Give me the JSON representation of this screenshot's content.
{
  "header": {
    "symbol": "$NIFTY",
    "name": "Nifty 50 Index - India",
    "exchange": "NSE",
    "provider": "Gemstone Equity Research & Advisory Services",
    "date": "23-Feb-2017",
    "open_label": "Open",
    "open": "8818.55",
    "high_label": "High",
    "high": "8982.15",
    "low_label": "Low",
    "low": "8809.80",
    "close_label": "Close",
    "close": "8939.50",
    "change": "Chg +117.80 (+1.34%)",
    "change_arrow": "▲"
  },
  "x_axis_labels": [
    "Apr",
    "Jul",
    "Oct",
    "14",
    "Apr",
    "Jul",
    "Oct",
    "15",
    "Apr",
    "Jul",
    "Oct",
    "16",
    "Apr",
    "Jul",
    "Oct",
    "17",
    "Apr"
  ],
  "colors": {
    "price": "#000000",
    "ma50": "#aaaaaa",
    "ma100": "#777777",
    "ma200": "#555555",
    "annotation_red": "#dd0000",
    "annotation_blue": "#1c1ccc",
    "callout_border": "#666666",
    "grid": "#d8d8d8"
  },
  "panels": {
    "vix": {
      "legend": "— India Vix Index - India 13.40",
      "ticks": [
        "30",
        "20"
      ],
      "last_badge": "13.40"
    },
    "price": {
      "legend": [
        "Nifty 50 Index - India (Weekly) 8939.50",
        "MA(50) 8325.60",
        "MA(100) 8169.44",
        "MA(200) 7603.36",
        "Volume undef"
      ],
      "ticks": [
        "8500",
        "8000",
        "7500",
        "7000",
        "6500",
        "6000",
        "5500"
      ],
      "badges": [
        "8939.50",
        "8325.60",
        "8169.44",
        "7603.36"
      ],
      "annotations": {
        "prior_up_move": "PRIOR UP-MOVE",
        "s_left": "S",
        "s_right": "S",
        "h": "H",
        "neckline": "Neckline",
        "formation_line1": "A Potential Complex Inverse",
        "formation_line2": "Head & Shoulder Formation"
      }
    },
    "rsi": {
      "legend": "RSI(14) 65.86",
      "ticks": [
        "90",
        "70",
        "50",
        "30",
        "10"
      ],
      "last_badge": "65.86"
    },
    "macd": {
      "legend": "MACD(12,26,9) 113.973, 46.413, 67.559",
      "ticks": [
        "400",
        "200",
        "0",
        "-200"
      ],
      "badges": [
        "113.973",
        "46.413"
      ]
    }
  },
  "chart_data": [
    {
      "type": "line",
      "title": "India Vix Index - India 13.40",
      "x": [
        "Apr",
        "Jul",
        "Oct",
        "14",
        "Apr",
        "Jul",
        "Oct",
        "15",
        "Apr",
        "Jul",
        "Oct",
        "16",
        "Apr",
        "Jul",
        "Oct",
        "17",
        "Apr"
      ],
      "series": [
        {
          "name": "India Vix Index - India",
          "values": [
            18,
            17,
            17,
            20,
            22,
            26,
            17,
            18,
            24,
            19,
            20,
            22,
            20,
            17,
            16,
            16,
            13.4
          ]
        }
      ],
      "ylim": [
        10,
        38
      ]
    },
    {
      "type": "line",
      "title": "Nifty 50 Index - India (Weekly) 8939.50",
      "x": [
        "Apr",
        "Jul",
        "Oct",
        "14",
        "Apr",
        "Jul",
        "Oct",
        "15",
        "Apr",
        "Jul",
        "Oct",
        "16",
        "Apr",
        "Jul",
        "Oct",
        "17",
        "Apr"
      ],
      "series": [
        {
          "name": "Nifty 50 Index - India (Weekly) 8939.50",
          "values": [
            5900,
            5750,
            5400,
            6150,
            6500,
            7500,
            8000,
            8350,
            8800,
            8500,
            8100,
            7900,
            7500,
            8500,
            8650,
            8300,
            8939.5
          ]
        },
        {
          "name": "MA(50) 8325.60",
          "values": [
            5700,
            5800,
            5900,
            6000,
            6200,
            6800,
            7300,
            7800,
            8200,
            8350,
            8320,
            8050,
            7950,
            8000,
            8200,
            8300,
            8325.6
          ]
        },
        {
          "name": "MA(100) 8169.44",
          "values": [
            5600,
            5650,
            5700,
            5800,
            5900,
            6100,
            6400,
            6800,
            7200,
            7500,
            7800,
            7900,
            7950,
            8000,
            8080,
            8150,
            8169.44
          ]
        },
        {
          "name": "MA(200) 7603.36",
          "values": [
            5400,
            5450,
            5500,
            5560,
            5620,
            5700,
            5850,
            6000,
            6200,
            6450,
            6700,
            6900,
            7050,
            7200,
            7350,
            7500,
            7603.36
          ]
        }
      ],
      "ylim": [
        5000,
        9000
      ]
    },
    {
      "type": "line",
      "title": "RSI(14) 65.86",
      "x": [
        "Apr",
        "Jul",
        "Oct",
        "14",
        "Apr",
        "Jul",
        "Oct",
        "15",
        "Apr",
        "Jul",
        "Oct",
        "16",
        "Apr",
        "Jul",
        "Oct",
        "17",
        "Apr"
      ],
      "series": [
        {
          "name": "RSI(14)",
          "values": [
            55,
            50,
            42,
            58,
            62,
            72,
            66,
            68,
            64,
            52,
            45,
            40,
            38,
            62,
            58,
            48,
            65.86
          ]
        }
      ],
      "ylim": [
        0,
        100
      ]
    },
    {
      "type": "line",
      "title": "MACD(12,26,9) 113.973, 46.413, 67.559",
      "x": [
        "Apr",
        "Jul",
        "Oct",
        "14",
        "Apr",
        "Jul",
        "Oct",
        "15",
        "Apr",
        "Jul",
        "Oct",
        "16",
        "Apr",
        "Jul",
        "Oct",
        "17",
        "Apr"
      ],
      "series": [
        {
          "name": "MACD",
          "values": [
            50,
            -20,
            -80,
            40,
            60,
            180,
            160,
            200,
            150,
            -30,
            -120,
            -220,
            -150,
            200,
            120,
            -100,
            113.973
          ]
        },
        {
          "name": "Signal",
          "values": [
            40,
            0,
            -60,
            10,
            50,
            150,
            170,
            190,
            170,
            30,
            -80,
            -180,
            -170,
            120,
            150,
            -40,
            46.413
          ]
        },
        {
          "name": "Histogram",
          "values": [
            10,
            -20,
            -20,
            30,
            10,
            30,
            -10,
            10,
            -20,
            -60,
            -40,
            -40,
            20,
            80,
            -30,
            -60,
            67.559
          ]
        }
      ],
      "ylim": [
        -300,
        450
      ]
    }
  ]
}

EXERCISE OBJECTIVE: Word for word, write out the data.

RESULT FOR THIS EXERCISE:
Give me the JSON representation of this screenshot's content.
{
  "header": {
    "symbol": "$NIFTY",
    "name": "Nifty 50 Index - India",
    "exchange": "NSE",
    "provider": "Gemstone Equity Research & Advisory Services",
    "date": "23-Feb-2017",
    "open_label": "Open",
    "open": "8818.55",
    "high_label": "High",
    "high": "8982.15",
    "low_label": "Low",
    "low": "8809.80",
    "close_label": "Close",
    "close": "8939.50",
    "change": "Chg +117.80 (+1.34%)",
    "change_arrow": "▲"
  },
  "x_axis_labels": [
    "Apr",
    "Jul",
    "Oct",
    "14",
    "Apr",
    "Jul",
    "Oct",
    "15",
    "Apr",
    "Jul",
    "Oct",
    "16",
    "Apr",
    "Jul",
    "Oct",
    "17",
    "Apr"
  ],
  "colors": {
    "price": "#000000",
    "ma50": "#aaaaaa",
    "ma100": "#777777",
    "ma200": "#555555",
    "annotation_red": "#dd0000",
    "annotation_blue": "#1c1ccc",
    "callout_border": "#666666",
    "grid": "#d8d8d8"
  },
  "panels": {
    "vix": {
      "legend": "— India Vix Index - India 13.40",
      "ticks": [
        "30",
        "20"
      ],
      "last_badge": "13.40"
    },
    "price": {
      "legend": [
        "Nifty 50 Index - India (Weekly) 8939.50",
        "MA(50) 8325.60",
        "MA(100) 8169.44",
        "MA(200) 7603.36",
        "Volume undef"
      ],
      "ticks": [
        "8500",
        "8000",
        "7500",
        "7000",
        "6500",
        "6000",
        "5500"
      ],
      "badges": [
        "8939.50",
        "8325.60",
        "8169.44",
        "7603.36"
      ],
      "annotations": {
        "prior_up_move": "PRIOR UP-MOVE",
        "s_left": "S",
        "s_right": "S",
        "h": "H",
        "neckline": "Neckline",
        "formation_line1": "A Potential Complex Inverse",
        "formation_line2": "Head & Shoulder Formation"
      }
    },
    "rsi": {
      "legend": "RSI(14) 65.86",
      "ticks": [
        "90",
        "70",
        "50",
        "30",
        "10"
      ],
      "last_badge": "65.86"
    },
    "macd": {
      "legend": "MACD(12,26,9) 113.973, 46.413, 67.559",
      "ticks": [
        "400",
        "200",
        "0",
        "-200"
      ],
      "badges": [
        "113.973",
        "46.413"
      ]
    }
  },
  "chart_data": [
    {
      "type": "line",
      "title": "India Vix Index - India 13.40",
      "x": [
        "Apr",
        "Jul",
        "Oct",
        "14",
        "Apr",
        "Jul",
        "Oct",
        "15",
        "Apr",
        "Jul",
        "Oct",
        "16",
        "Apr",
        "Jul",
        "Oct",
        "17",
        "Apr"
      ],
      "series": [
        {
          "name": "India Vix Index - India",
          "values": [
            18,
            17,
            17,
            20,
            22,
            26,
            17,
            18,
            24,
            19,
            20,
            22,
            20,
            17,
            16,
            16,
            13.4
          ]
        }
      ],
      "ylim": [
        10,
        38
      ]
    },
    {
      "type": "line",
      "title": "Nifty 50 Index - India (Weekly) 8939.50",
      "x": [
        "Apr",
        "Jul",
        "Oct",
        "14",
        "Apr",
        "Jul",
        "Oct",
        "15",
        "Apr",
        "Jul",
        "Oct",
        "16",
        "Apr",
        "Jul",
        "Oct",
        "17",
        "Apr"
      ],
      "series": [
        {
          "name": "Nifty 50 Index - India (Weekly) 8939.50",
          "values": [
            5900,
            5750,
            5400,
            6150,
            6500,
            7500,
            8000,
            8350,
            8800,
            8500,
            8100,
            7900,
            7500,
            8500,
            8650,
            8300,
            8939.5
          ]
        },
        {
          "name": "MA(50) 8325.60",
          "values": [
            5700,
            5800,
            5900,
            6000,
            6200,
            6800,
            7300,
            7800,
            8200,
            8350,
            8320,
            8050,
            7950,
            8000,
            8200,
            8300,
            8325.6
          ]
        },
        {
          "name": "MA(100) 8169.44",
          "values": [
            5600,
            5650,
            5700,
            5800,
            5900,
            6100,
            6400,
            6800,
            7200,
            7500,
            7800,
            7900,
            7950,
            8000,
            8080,
            8150,
            8169.44
          ]
        },
        {
          "name": "MA(200) 7603.36",
          "values": [
            5400,
            5450,
            5500,
            5560,
            5620,
            5700,
            5850,
            6000,
            6200,
            6450,
            6700,
            6900,
            7050,
            7200,
            7350,
            7500,
            7603.36
          ]
        }
      ],
      "ylim": [
        5000,
        9000
      ]
    },
    {
      "type": "line",
      "title": "RSI(14) 65.86",
      "x": [
        "Apr",
        "Jul",
        "Oct",
        "14",
        "Apr",
        "Jul",
        "Oct",
        "15",
        "Apr",
        "Jul",
        "Oct",
        "16",
        "Apr",
        "Jul",
        "Oct",
        "17",
        "Apr"
      ],
      "series": [
        {
          "name": "RSI(14)",
          "values": [
            55,
            50,
            42,
            58,
            62,
            72,
            66,
            68,
            64,
            52,
            45,
            40,
            38,
            62,
            58,
            48,
            65.86
          ]
        }
      ],
      "ylim": [
        0,
        100
      ]
    },
    {
      "type": "line",
      "title": "MACD(12,26,9) 113.973, 46.413, 67.559",
      "x": [
        "Apr",
        "Jul",
        "Oct",
        "14",
        "Apr",
        "Jul",
        "Oct",
        "15",
        "Apr",
        "Jul",
        "Oct",
        "16",
        "Apr",
        "Jul",
        "Oct",
        "17",
        "Apr"
      ],
      "series": [
        {
          "name": "MACD",
          "values": [
            50,
            -20,
            -80,
            40,
            60,
            180,
            160,
            200,
            150,
            -30,
            -120,
            -220,
            -150,
            200,
            120,
            -100,
            113.973
          ]
        },
        {
          "name": "Signal",
          "values": [
            40,
            0,
            -60,
            10,
            50,
            150,
            170,
            190,
            170,
            30,
            -80,
            -180,
            -170,
            120,
            150,
            -40,
            46.413
          ]
        },
        {
          "name": "Histogram",
          "values": [
            10,
            -20,
            -20,
            30,
            10,
            30,
            -10,
            10,
            -20,
            -60,
            -40,
            -40,
            20,
            80,
            -30,
            -60,
            67.559
          ]
        }
      ],
      "ylim": [
        -300,
        450
      ]
    }
  ]
}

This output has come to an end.